▶ Task objective
Look through the material below and count the lines with the string "Направление". Report only the count.

▶ Supplied material
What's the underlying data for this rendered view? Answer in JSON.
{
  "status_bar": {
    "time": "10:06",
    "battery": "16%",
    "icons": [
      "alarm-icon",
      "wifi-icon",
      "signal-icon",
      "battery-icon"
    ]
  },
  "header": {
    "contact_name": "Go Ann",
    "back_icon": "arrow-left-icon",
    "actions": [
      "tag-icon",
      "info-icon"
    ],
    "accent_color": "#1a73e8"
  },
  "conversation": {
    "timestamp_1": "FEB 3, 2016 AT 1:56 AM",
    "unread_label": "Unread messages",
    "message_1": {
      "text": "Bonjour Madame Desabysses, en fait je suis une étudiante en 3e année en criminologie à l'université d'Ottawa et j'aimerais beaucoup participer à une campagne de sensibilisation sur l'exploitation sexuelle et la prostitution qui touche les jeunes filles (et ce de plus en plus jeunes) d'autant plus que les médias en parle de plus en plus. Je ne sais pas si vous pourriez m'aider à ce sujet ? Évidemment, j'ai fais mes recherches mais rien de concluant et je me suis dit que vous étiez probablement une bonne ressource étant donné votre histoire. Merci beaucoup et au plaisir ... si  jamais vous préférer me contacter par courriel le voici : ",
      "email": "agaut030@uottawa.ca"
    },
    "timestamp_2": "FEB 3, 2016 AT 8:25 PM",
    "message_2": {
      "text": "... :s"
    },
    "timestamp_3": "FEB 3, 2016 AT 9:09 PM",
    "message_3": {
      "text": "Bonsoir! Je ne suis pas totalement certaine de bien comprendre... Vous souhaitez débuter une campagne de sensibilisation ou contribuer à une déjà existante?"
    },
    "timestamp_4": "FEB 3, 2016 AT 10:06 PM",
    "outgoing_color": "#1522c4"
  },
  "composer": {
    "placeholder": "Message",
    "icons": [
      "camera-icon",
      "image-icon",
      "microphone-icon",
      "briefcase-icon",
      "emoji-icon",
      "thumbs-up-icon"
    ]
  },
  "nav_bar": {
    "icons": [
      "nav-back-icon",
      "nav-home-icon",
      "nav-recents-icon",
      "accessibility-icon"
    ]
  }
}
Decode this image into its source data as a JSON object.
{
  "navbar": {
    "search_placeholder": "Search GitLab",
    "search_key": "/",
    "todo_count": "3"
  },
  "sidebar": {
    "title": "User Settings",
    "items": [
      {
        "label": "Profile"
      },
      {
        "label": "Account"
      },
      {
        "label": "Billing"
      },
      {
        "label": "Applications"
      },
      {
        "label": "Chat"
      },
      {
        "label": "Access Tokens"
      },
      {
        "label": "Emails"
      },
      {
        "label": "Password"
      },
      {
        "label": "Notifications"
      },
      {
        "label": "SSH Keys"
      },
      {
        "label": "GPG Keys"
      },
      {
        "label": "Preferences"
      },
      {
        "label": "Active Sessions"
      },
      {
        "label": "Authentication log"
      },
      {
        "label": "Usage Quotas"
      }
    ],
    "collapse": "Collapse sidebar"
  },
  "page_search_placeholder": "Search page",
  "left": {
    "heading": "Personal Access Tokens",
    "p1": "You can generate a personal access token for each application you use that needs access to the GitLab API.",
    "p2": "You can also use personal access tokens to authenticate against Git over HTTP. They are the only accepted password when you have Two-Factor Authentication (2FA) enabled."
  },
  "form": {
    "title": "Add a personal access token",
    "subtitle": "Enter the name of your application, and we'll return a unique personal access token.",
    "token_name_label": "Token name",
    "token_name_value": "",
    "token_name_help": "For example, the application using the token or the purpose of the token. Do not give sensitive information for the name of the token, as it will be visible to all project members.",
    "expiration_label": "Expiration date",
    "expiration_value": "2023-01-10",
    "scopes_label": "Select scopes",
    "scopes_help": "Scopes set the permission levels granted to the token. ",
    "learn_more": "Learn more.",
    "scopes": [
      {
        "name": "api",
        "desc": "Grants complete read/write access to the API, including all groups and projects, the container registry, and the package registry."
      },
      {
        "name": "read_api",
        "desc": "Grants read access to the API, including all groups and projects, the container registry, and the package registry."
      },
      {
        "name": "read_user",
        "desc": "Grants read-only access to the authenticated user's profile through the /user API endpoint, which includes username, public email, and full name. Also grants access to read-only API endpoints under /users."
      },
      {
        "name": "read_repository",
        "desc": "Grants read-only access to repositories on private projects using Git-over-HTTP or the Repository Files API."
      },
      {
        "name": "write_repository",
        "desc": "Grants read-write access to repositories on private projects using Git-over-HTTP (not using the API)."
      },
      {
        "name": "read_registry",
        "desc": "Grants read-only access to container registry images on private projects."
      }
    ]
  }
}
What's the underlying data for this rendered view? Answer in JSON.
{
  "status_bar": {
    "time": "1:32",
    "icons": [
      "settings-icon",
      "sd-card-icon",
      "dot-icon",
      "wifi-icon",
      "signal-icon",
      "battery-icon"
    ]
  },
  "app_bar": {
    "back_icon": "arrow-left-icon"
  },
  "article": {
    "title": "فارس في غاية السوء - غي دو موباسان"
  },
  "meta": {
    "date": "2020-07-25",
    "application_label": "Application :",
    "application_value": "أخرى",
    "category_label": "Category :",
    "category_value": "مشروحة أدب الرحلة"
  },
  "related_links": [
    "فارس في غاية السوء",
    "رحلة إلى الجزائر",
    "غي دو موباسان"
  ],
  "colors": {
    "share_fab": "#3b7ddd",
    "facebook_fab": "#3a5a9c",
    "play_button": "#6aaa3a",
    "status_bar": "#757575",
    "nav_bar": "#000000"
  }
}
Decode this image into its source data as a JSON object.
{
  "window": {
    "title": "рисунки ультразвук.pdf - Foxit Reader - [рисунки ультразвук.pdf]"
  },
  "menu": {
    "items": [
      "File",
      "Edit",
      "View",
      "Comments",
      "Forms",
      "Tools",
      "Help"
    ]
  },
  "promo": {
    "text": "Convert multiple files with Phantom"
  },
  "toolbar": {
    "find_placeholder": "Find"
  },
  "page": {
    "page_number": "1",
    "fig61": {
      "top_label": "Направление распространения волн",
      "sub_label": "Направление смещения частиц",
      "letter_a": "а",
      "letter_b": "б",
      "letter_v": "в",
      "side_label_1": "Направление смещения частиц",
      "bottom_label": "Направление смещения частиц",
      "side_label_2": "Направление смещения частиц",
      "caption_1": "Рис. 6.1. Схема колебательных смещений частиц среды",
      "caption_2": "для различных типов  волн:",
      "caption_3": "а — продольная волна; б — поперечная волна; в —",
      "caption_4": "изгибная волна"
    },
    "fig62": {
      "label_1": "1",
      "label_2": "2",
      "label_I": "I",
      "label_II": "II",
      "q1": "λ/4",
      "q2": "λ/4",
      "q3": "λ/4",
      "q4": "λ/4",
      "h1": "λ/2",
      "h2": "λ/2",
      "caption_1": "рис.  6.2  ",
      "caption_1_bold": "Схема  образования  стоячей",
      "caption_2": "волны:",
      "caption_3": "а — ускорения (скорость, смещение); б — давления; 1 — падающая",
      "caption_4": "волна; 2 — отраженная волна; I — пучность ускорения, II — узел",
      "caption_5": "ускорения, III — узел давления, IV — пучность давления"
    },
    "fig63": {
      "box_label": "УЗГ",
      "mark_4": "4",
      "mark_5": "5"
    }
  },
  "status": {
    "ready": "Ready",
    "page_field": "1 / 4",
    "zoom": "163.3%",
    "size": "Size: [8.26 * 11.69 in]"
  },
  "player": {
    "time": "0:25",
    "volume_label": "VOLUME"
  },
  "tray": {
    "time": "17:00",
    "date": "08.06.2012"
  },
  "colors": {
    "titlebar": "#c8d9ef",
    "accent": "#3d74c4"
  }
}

▶ Exercise output
5